What is needed. Leave out the pictures and copy each record below exactly.

Task inputs.
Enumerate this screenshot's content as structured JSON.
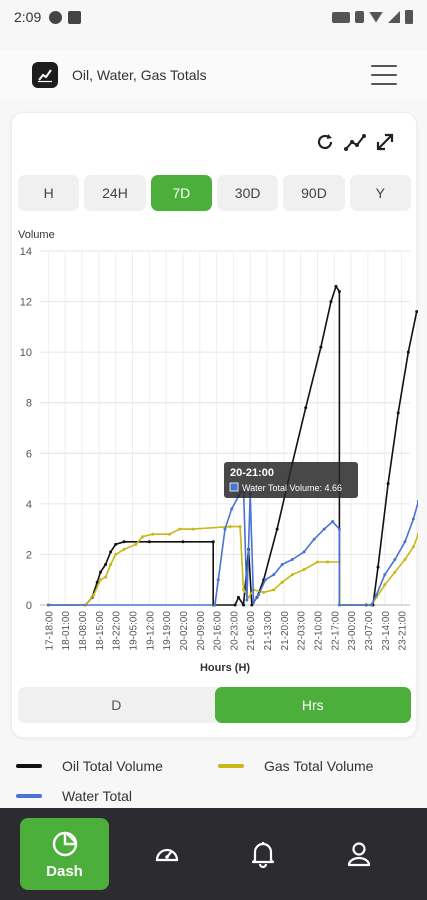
{
  "status": {
    "time": "2:09"
  },
  "header": {
    "title": "Oil, Water, Gas Totals"
  },
  "range_tabs": [
    "H",
    "24H",
    "7D",
    "30D",
    "90D",
    "Y"
  ],
  "active_range": "7D",
  "toggle": {
    "left": "D",
    "right": "Hrs",
    "active": "Hrs"
  },
  "legend": {
    "oil": "Oil Total Volume",
    "gas": "Gas Total Volume",
    "water": "Water Total"
  },
  "tooltip": {
    "title": "20-21:00",
    "text": "Water Total Volume: 4.66"
  },
  "nav": {
    "dash": "Dash"
  },
  "colors": {
    "accent": "#4cae3b",
    "oil": "#111111",
    "gas": "#c9b817",
    "water": "#4a74d3"
  },
  "chart_data": {
    "type": "line",
    "ylabel": "Volume",
    "xlabel": "Hours (H)",
    "ylim": [
      0,
      14
    ],
    "yticks": [
      0,
      2,
      4,
      6,
      8,
      10,
      12,
      14
    ],
    "grid": true,
    "xticks": [
      "17-18:00",
      "18-01:00",
      "18-08:00",
      "18-15:00",
      "18-22:00",
      "19-05:00",
      "19-12:00",
      "19-19:00",
      "20-02:00",
      "20-09:00",
      "20-16:00",
      "20-23:00",
      "21-06:00",
      "21-13:00",
      "21-20:00",
      "22-03:00",
      "22-10:00",
      "22-17:00",
      "23-00:00",
      "23-07:00",
      "23-14:00",
      "23-21:00"
    ],
    "series": [
      {
        "name": "Oil Total Volume",
        "points": [
          [
            0,
            0
          ],
          [
            2.2,
            0
          ],
          [
            2.6,
            0.3
          ],
          [
            2.9,
            0.9
          ],
          [
            3.1,
            1.3
          ],
          [
            3.4,
            1.6
          ],
          [
            3.7,
            2.1
          ],
          [
            4.0,
            2.4
          ],
          [
            4.5,
            2.5
          ],
          [
            6,
            2.5
          ],
          [
            8,
            2.5
          ],
          [
            9.8,
            2.5
          ],
          [
            9.8,
            0
          ],
          [
            11.1,
            0
          ],
          [
            11.3,
            0.3
          ],
          [
            11.6,
            0
          ],
          [
            11.9,
            2.2
          ],
          [
            12.1,
            0
          ],
          [
            12.4,
            0.3
          ],
          [
            12.8,
            1.0
          ],
          [
            13.6,
            3.0
          ],
          [
            14.5,
            5.6
          ],
          [
            15.3,
            7.8
          ],
          [
            16.2,
            10.2
          ],
          [
            16.8,
            12.0
          ],
          [
            17.1,
            12.6
          ],
          [
            17.3,
            12.4
          ],
          [
            17.3,
            0
          ],
          [
            18.9,
            0
          ],
          [
            19.3,
            0
          ],
          [
            19.6,
            1.5
          ],
          [
            20.2,
            4.8
          ],
          [
            20.8,
            7.6
          ],
          [
            21.4,
            10.0
          ],
          [
            21.9,
            11.6
          ]
        ]
      },
      {
        "name": "Gas Total Volume",
        "points": [
          [
            0,
            0
          ],
          [
            2.2,
            0
          ],
          [
            2.7,
            0.4
          ],
          [
            3.1,
            1.0
          ],
          [
            3.4,
            1.1
          ],
          [
            3.7,
            1.6
          ],
          [
            4.0,
            2.0
          ],
          [
            4.5,
            2.2
          ],
          [
            5.2,
            2.4
          ],
          [
            5.6,
            2.7
          ],
          [
            6.2,
            2.8
          ],
          [
            7.2,
            2.8
          ],
          [
            7.8,
            3.0
          ],
          [
            8.6,
            3.0
          ],
          [
            10.8,
            3.1
          ],
          [
            11.4,
            3.1
          ],
          [
            11.6,
            0.6
          ],
          [
            11.9,
            0.3
          ],
          [
            12.2,
            0.6
          ],
          [
            12.8,
            0.5
          ],
          [
            13.4,
            0.6
          ],
          [
            13.9,
            0.9
          ],
          [
            14.5,
            1.2
          ],
          [
            15.2,
            1.4
          ],
          [
            16,
            1.7
          ],
          [
            16.6,
            1.7
          ],
          [
            17.3,
            1.7
          ],
          [
            17.3,
            0
          ],
          [
            19.2,
            0
          ],
          [
            19.5,
            0.3
          ],
          [
            20.0,
            0.8
          ],
          [
            20.6,
            1.3
          ],
          [
            21.2,
            1.8
          ],
          [
            21.7,
            2.3
          ],
          [
            22.0,
            2.8
          ]
        ]
      },
      {
        "name": "Water Total Volume",
        "points": [
          [
            0,
            0
          ],
          [
            9.9,
            0
          ],
          [
            10.1,
            1.0
          ],
          [
            10.5,
            3.0
          ],
          [
            10.9,
            3.8
          ],
          [
            11.3,
            4.3
          ],
          [
            11.6,
            4.66
          ],
          [
            11.8,
            0.2
          ],
          [
            12.0,
            4.4
          ],
          [
            12.2,
            0.1
          ],
          [
            12.5,
            0.4
          ],
          [
            12.9,
            1.0
          ],
          [
            13.4,
            1.2
          ],
          [
            13.9,
            1.6
          ],
          [
            14.5,
            1.8
          ],
          [
            15.2,
            2.1
          ],
          [
            15.8,
            2.6
          ],
          [
            16.4,
            3.0
          ],
          [
            16.9,
            3.3
          ],
          [
            17.3,
            3.0
          ],
          [
            17.3,
            0
          ],
          [
            19.2,
            0
          ],
          [
            19.5,
            0.4
          ],
          [
            20.0,
            1.2
          ],
          [
            20.6,
            1.8
          ],
          [
            21.2,
            2.5
          ],
          [
            21.7,
            3.4
          ],
          [
            22.0,
            4.1
          ]
        ]
      }
    ]
  }
}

Response to this task.
Enumerate this screenshot's content as structured JSON.
{
  "status": {
    "time": "2:09"
  },
  "header": {
    "title": "Oil, Water, Gas Totals"
  },
  "range_tabs": [
    "H",
    "24H",
    "7D",
    "30D",
    "90D",
    "Y"
  ],
  "active_range": "7D",
  "toggle": {
    "left": "D",
    "right": "Hrs",
    "active": "Hrs"
  },
  "legend": {
    "oil": "Oil Total Volume",
    "gas": "Gas Total Volume",
    "water": "Water Total"
  },
  "tooltip": {
    "title": "20-21:00",
    "text": "Water Total Volume: 4.66"
  },
  "nav": {
    "dash": "Dash"
  },
  "colors": {
    "accent": "#4cae3b",
    "oil": "#111111",
    "gas": "#c9b817",
    "water": "#4a74d3"
  },
  "chart_data": {
    "type": "line",
    "ylabel": "Volume",
    "xlabel": "Hours (H)",
    "ylim": [
      0,
      14
    ],
    "yticks": [
      0,
      2,
      4,
      6,
      8,
      10,
      12,
      14
    ],
    "grid": true,
    "xticks": [
      "17-18:00",
      "18-01:00",
      "18-08:00",
      "18-15:00",
      "18-22:00",
      "19-05:00",
      "19-12:00",
      "19-19:00",
      "20-02:00",
      "20-09:00",
      "20-16:00",
      "20-23:00",
      "21-06:00",
      "21-13:00",
      "21-20:00",
      "22-03:00",
      "22-10:00",
      "22-17:00",
      "23-00:00",
      "23-07:00",
      "23-14:00",
      "23-21:00"
    ],
    "series": [
      {
        "name": "Oil Total Volume",
        "points": [
          [
            0,
            0
          ],
          [
            2.2,
            0
          ],
          [
            2.6,
            0.3
          ],
          [
            2.9,
            0.9
          ],
          [
            3.1,
            1.3
          ],
          [
            3.4,
            1.6
          ],
          [
            3.7,
            2.1
          ],
          [
            4.0,
            2.4
          ],
          [
            4.5,
            2.5
          ],
          [
            6,
            2.5
          ],
          [
            8,
            2.5
          ],
          [
            9.8,
            2.5
          ],
          [
            9.8,
            0
          ],
          [
            11.1,
            0
          ],
          [
            11.3,
            0.3
          ],
          [
            11.6,
            0
          ],
          [
            11.9,
            2.2
          ],
          [
            12.1,
            0
          ],
          [
            12.4,
            0.3
          ],
          [
            12.8,
            1.0
          ],
          [
            13.6,
            3.0
          ],
          [
            14.5,
            5.6
          ],
          [
            15.3,
            7.8
          ],
          [
            16.2,
            10.2
          ],
          [
            16.8,
            12.0
          ],
          [
            17.1,
            12.6
          ],
          [
            17.3,
            12.4
          ],
          [
            17.3,
            0
          ],
          [
            18.9,
            0
          ],
          [
            19.3,
            0
          ],
          [
            19.6,
            1.5
          ],
          [
            20.2,
            4.8
          ],
          [
            20.8,
            7.6
          ],
          [
            21.4,
            10.0
          ],
          [
            21.9,
            11.6
          ]
        ]
      },
      {
        "name": "Gas Total Volume",
        "points": [
          [
            0,
            0
          ],
          [
            2.2,
            0
          ],
          [
            2.7,
            0.4
          ],
          [
            3.1,
            1.0
          ],
          [
            3.4,
            1.1
          ],
          [
            3.7,
            1.6
          ],
          [
            4.0,
            2.0
          ],
          [
            4.5,
            2.2
          ],
          [
            5.2,
            2.4
          ],
          [
            5.6,
            2.7
          ],
          [
            6.2,
            2.8
          ],
          [
            7.2,
            2.8
          ],
          [
            7.8,
            3.0
          ],
          [
            8.6,
            3.0
          ],
          [
            10.8,
            3.1
          ],
          [
            11.4,
            3.1
          ],
          [
            11.6,
            0.6
          ],
          [
            11.9,
            0.3
          ],
          [
            12.2,
            0.6
          ],
          [
            12.8,
            0.5
          ],
          [
            13.4,
            0.6
          ],
          [
            13.9,
            0.9
          ],
          [
            14.5,
            1.2
          ],
          [
            15.2,
            1.4
          ],
          [
            16,
            1.7
          ],
          [
            16.6,
            1.7
          ],
          [
            17.3,
            1.7
          ],
          [
            17.3,
            0
          ],
          [
            19.2,
            0
          ],
          [
            19.5,
            0.3
          ],
          [
            20.0,
            0.8
          ],
          [
            20.6,
            1.3
          ],
          [
            21.2,
            1.8
          ],
          [
            21.7,
            2.3
          ],
          [
            22.0,
            2.8
          ]
        ]
      },
      {
        "name": "Water Total Volume",
        "points": [
          [
            0,
            0
          ],
          [
            9.9,
            0
          ],
          [
            10.1,
            1.0
          ],
          [
            10.5,
            3.0
          ],
          [
            10.9,
            3.8
          ],
          [
            11.3,
            4.3
          ],
          [
            11.6,
            4.66
          ],
          [
            11.8,
            0.2
          ],
          [
            12.0,
            4.4
          ],
          [
            12.2,
            0.1
          ],
          [
            12.5,
            0.4
          ],
          [
            12.9,
            1.0
          ],
          [
            13.4,
            1.2
          ],
          [
            13.9,
            1.6
          ],
          [
            14.5,
            1.8
          ],
          [
            15.2,
            2.1
          ],
          [
            15.8,
            2.6
          ],
          [
            16.4,
            3.0
          ],
          [
            16.9,
            3.3
          ],
          [
            17.3,
            3.0
          ],
          [
            17.3,
            0
          ],
          [
            19.2,
            0
          ],
          [
            19.5,
            0.4
          ],
          [
            20.0,
            1.2
          ],
          [
            20.6,
            1.8
          ],
          [
            21.2,
            2.5
          ],
          [
            21.7,
            3.4
          ],
          [
            22.0,
            4.1
          ]
        ]
      }
    ]
  }
}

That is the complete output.